**GIVEN REQUEST**
Drop all images and give the records again exactly.

**TASK MATERIAL**
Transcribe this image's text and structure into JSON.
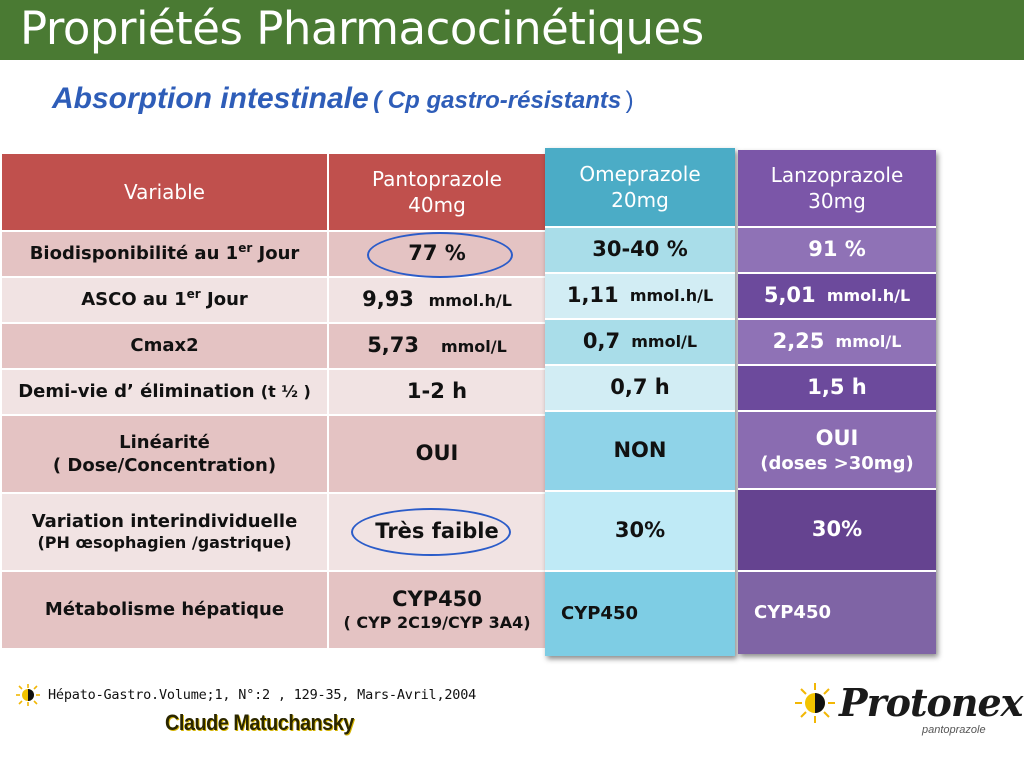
{
  "title": "Propriétés Pharmacocinétiques",
  "subtitle": {
    "main": "Absorption intestinale",
    "paren": "( Cp gastro-résistants",
    "close": ")"
  },
  "table": {
    "headers": {
      "variable": "Variable",
      "panto_name": "Pantoprazole",
      "panto_dose": "40mg"
    },
    "rows": {
      "biodispo": {
        "label_pre": "Biodisponibilité au 1",
        "label_sup": "er",
        "label_post": " Jour",
        "panto": "77 %"
      },
      "asco": {
        "label_pre": "ASCO  au  1",
        "label_sup": "er",
        "label_post": " Jour",
        "panto_val": "9,93",
        "panto_unit": "mmol.h/L"
      },
      "cmax": {
        "label": "Cmax2",
        "panto_val": "5,73",
        "panto_unit": "mmol/L"
      },
      "demivie": {
        "label_main": "Demi-vie d’ élimination",
        "label_small": "(t ½ )",
        "panto": "1-2  h"
      },
      "linearite": {
        "label1": "Linéarité",
        "label2": "( Dose/Concentration)",
        "panto": "OUI"
      },
      "variation": {
        "label1": "Variation interindividuelle",
        "label2": "(PH  œsophagien  /gastrique)",
        "panto": "Très faible"
      },
      "metabolisme": {
        "label": "Métabolisme hépatique",
        "panto1": "CYP450",
        "panto2": "( CYP 2C19/CYP 3A4)"
      }
    }
  },
  "omeprazole": {
    "name": "Omeprazole",
    "dose": "20mg",
    "biodispo": "30-40 %",
    "asco_val": "1,11",
    "asco_unit": "mmol.h/L",
    "cmax_val": "0,7",
    "cmax_unit": "mmol/L",
    "demivie": "0,7 h",
    "linearite": "NON",
    "variation": "30%",
    "metabolisme": "CYP450"
  },
  "lanzoprazole": {
    "name": "Lanzoprazole",
    "dose": "30mg",
    "biodispo": "91 %",
    "asco_val": "5,01",
    "asco_unit": "mmol.h/L",
    "cmax_val": "2,25",
    "cmax_unit": "mmol/L",
    "demivie": "1,5 h",
    "linearite1": "OUI",
    "linearite2": "(doses >30mg)",
    "variation": "30%",
    "metabolisme": "CYP450"
  },
  "footer": {
    "reference": "Hépato-Gastro.Volume;1, N°:2 , 129-35, Mars-Avril,2004",
    "author": "Claude Matuchansky",
    "logo_brand": "Protonex",
    "logo_sub": "pantoprazole"
  },
  "colors": {
    "title_bar": "#4a7a33",
    "subtitle": "#2e5db8",
    "table_header": "#c0504d",
    "ome_header": "#4bacc6",
    "lan_header": "#7b56a8",
    "ellipse": "#2b5cc9"
  },
  "icons": {
    "sun": "sun-icon"
  }
}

**SOLUTION**
Transcribe this image's text and structure into JSON.
{
  "title": "Propriétés Pharmacocinétiques",
  "subtitle": {
    "main": "Absorption intestinale",
    "paren": "( Cp gastro-résistants",
    "close": ")"
  },
  "table": {
    "headers": {
      "variable": "Variable",
      "panto_name": "Pantoprazole",
      "panto_dose": "40mg"
    },
    "rows": {
      "biodispo": {
        "label_pre": "Biodisponibilité au 1",
        "label_sup": "er",
        "label_post": " Jour",
        "panto": "77 %"
      },
      "asco": {
        "label_pre": "ASCO  au  1",
        "label_sup": "er",
        "label_post": " Jour",
        "panto_val": "9,93",
        "panto_unit": "mmol.h/L"
      },
      "cmax": {
        "label": "Cmax2",
        "panto_val": "5,73",
        "panto_unit": "mmol/L"
      },
      "demivie": {
        "label_main": "Demi-vie d’ élimination",
        "label_small": "(t ½ )",
        "panto": "1-2  h"
      },
      "linearite": {
        "label1": "Linéarité",
        "label2": "( Dose/Concentration)",
        "panto": "OUI"
      },
      "variation": {
        "label1": "Variation interindividuelle",
        "label2": "(PH  œsophagien  /gastrique)",
        "panto": "Très faible"
      },
      "metabolisme": {
        "label": "Métabolisme hépatique",
        "panto1": "CYP450",
        "panto2": "( CYP 2C19/CYP 3A4)"
      }
    }
  },
  "omeprazole": {
    "name": "Omeprazole",
    "dose": "20mg",
    "biodispo": "30-40 %",
    "asco_val": "1,11",
    "asco_unit": "mmol.h/L",
    "cmax_val": "0,7",
    "cmax_unit": "mmol/L",
    "demivie": "0,7 h",
    "linearite": "NON",
    "variation": "30%",
    "metabolisme": "CYP450"
  },
  "lanzoprazole": {
    "name": "Lanzoprazole",
    "dose": "30mg",
    "biodispo": "91 %",
    "asco_val": "5,01",
    "asco_unit": "mmol.h/L",
    "cmax_val": "2,25",
    "cmax_unit": "mmol/L",
    "demivie": "1,5 h",
    "linearite1": "OUI",
    "linearite2": "(doses >30mg)",
    "variation": "30%",
    "metabolisme": "CYP450"
  },
  "footer": {
    "reference": "Hépato-Gastro.Volume;1, N°:2 , 129-35, Mars-Avril,2004",
    "author": "Claude Matuchansky",
    "logo_brand": "Protonex",
    "logo_sub": "pantoprazole"
  },
  "colors": {
    "title_bar": "#4a7a33",
    "subtitle": "#2e5db8",
    "table_header": "#c0504d",
    "ome_header": "#4bacc6",
    "lan_header": "#7b56a8",
    "ellipse": "#2b5cc9"
  },
  "icons": {
    "sun": "sun-icon"
  }
}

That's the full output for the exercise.